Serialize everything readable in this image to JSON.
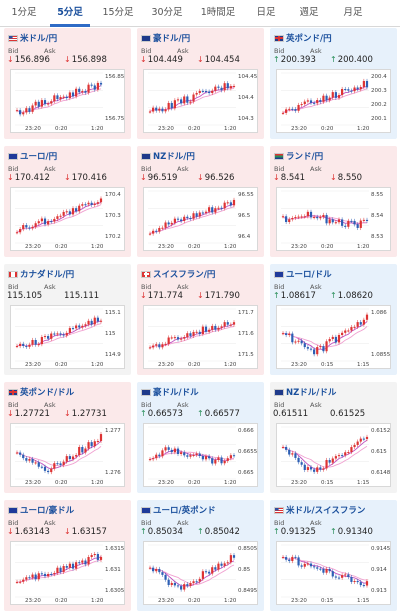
{
  "tabs": [
    "1分足",
    "5分足",
    "15分足",
    "30分足",
    "1時間足",
    "日足",
    "週足",
    "月足"
  ],
  "active_tab": 1,
  "labels": {
    "bid": "Bid",
    "ask": "Ask"
  },
  "colors": {
    "down_bg": "#fbe9ea",
    "up_bg": "#e7f1fb",
    "flat_bg": "#f3f3f3",
    "candle_up": "#d33",
    "candle_down": "#2d5fb4",
    "ma1": "#c050c0",
    "ma2": "#f0a0d0"
  },
  "cards": [
    {
      "title": "米ドル/円",
      "flag": "us",
      "dir": "down",
      "bid": "156.896",
      "ask": "156.898",
      "y_ticks": [
        "156.85",
        "156.75"
      ],
      "x_ticks": [
        "23:20",
        "0:20",
        "1:20"
      ],
      "chart_data": {
        "type": "candlestick",
        "trend": "up"
      }
    },
    {
      "title": "豪ドル/円",
      "flag": "au",
      "dir": "down",
      "bid": "104.449",
      "ask": "104.454",
      "y_ticks": [
        "104.45",
        "104.4",
        "104.3"
      ],
      "x_ticks": [
        "23:20",
        "0:20",
        "1:20"
      ],
      "chart_data": {
        "type": "candlestick",
        "trend": "up"
      }
    },
    {
      "title": "英ポンド/円",
      "flag": "gb",
      "dir": "up",
      "bid": "200.393",
      "ask": "200.400",
      "y_ticks": [
        "200.4",
        "200.3",
        "200.2",
        "200.1"
      ],
      "x_ticks": [
        "23:20",
        "0:20",
        "1:20"
      ],
      "chart_data": {
        "type": "candlestick",
        "trend": "up"
      }
    },
    {
      "title": "ユーロ/円",
      "flag": "eu",
      "dir": "down",
      "bid": "170.412",
      "ask": "170.416",
      "y_ticks": [
        "170.4",
        "170.3",
        "170.2"
      ],
      "x_ticks": [
        "23:20",
        "0:20",
        "1:20"
      ],
      "chart_data": {
        "type": "candlestick",
        "trend": "up"
      }
    },
    {
      "title": "NZドル/円",
      "flag": "nz",
      "dir": "down",
      "bid": "96.519",
      "ask": "96.526",
      "y_ticks": [
        "96.55",
        "96.5",
        "96.4"
      ],
      "x_ticks": [
        "23:20",
        "0:20",
        "1:20"
      ],
      "chart_data": {
        "type": "candlestick",
        "trend": "up"
      }
    },
    {
      "title": "ランド/円",
      "flag": "za",
      "dir": "down",
      "bid": "8.541",
      "ask": "8.550",
      "y_ticks": [
        "8.55",
        "8.54",
        "8.53"
      ],
      "x_ticks": [
        "23:20",
        "0:20",
        "1:20"
      ],
      "chart_data": {
        "type": "candlestick",
        "trend": "flat"
      }
    },
    {
      "title": "カナダドル/円",
      "flag": "ca",
      "dir": "flat",
      "bid": "115.105",
      "ask": "115.111",
      "y_ticks": [
        "115.1",
        "115",
        "114.9"
      ],
      "x_ticks": [
        "23:20",
        "0:20",
        "1:20"
      ],
      "chart_data": {
        "type": "candlestick",
        "trend": "up"
      }
    },
    {
      "title": "スイスフラン/円",
      "flag": "ch",
      "dir": "down",
      "bid": "171.774",
      "ask": "171.790",
      "y_ticks": [
        "171.7",
        "171.6",
        "171.5"
      ],
      "x_ticks": [
        "23:20",
        "0:20",
        "1:20"
      ],
      "chart_data": {
        "type": "candlestick",
        "trend": "up"
      }
    },
    {
      "title": "ユーロ/ドル",
      "flag": "eu",
      "dir": "up",
      "bid": "1.08617",
      "ask": "1.08620",
      "y_ticks": [
        "1.086",
        "1.0855"
      ],
      "x_ticks": [
        "23:20",
        "0:15",
        "1:15"
      ],
      "chart_data": {
        "type": "candlestick",
        "trend": "vee"
      }
    },
    {
      "title": "英ポンド/ドル",
      "flag": "gb",
      "dir": "down",
      "bid": "1.27721",
      "ask": "1.27731",
      "y_ticks": [
        "1.277",
        "1.276"
      ],
      "x_ticks": [
        "23:20",
        "0:20",
        "1:20"
      ],
      "chart_data": {
        "type": "candlestick",
        "trend": "vee"
      }
    },
    {
      "title": "豪ドル/ドル",
      "flag": "au",
      "dir": "up",
      "bid": "0.66573",
      "ask": "0.66577",
      "y_ticks": [
        "0.666",
        "0.6655",
        "0.665"
      ],
      "x_ticks": [
        "23:20",
        "0:20",
        "1:20"
      ],
      "chart_data": {
        "type": "candlestick",
        "trend": "flat"
      }
    },
    {
      "title": "NZドル/ドル",
      "flag": "nz",
      "dir": "flat",
      "bid": "0.61511",
      "ask": "0.61525",
      "y_ticks": [
        "0.6152",
        "0.615",
        "0.6148"
      ],
      "x_ticks": [
        "23:20",
        "0:15",
        "1:15"
      ],
      "chart_data": {
        "type": "candlestick",
        "trend": "vee"
      }
    },
    {
      "title": "ユーロ/豪ドル",
      "flag": "eu",
      "dir": "down",
      "bid": "1.63143",
      "ask": "1.63157",
      "y_ticks": [
        "1.6315",
        "1.631",
        "1.6305"
      ],
      "x_ticks": [
        "23:20",
        "0:20",
        "1:20"
      ],
      "chart_data": {
        "type": "candlestick",
        "trend": "up"
      }
    },
    {
      "title": "ユーロ/英ポンド",
      "flag": "eu",
      "dir": "up",
      "bid": "0.85034",
      "ask": "0.85042",
      "y_ticks": [
        "0.8505",
        "0.85",
        "0.8495"
      ],
      "x_ticks": [
        "23:20",
        "0:20",
        "1:20"
      ],
      "chart_data": {
        "type": "candlestick",
        "trend": "vee"
      }
    },
    {
      "title": "米ドル/スイスフラン",
      "flag": "us",
      "dir": "up",
      "bid": "0.91325",
      "ask": "0.91340",
      "y_ticks": [
        "0.9145",
        "0.914",
        "0.913"
      ],
      "x_ticks": [
        "23:20",
        "0:15",
        "1:15"
      ],
      "chart_data": {
        "type": "candlestick",
        "trend": "down"
      }
    }
  ]
}
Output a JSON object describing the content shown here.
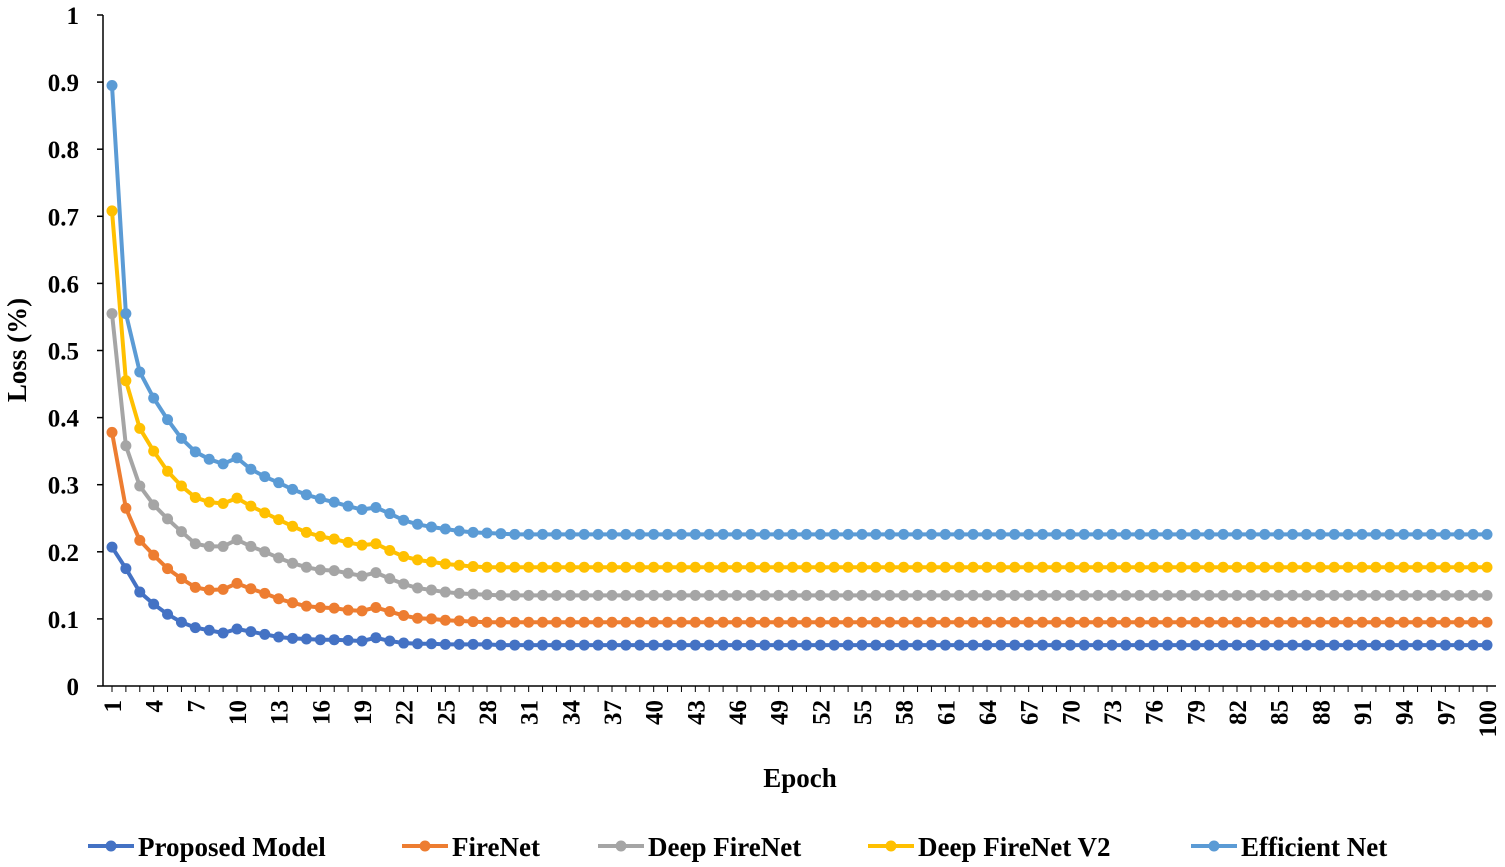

__YOUR TASK__. For each line above that contains the word "JSON", copy that line.

__PROBLEM SOLUTION__.
Serialize everything readable in this image to JSON.
Output a JSON object describing the content shown here.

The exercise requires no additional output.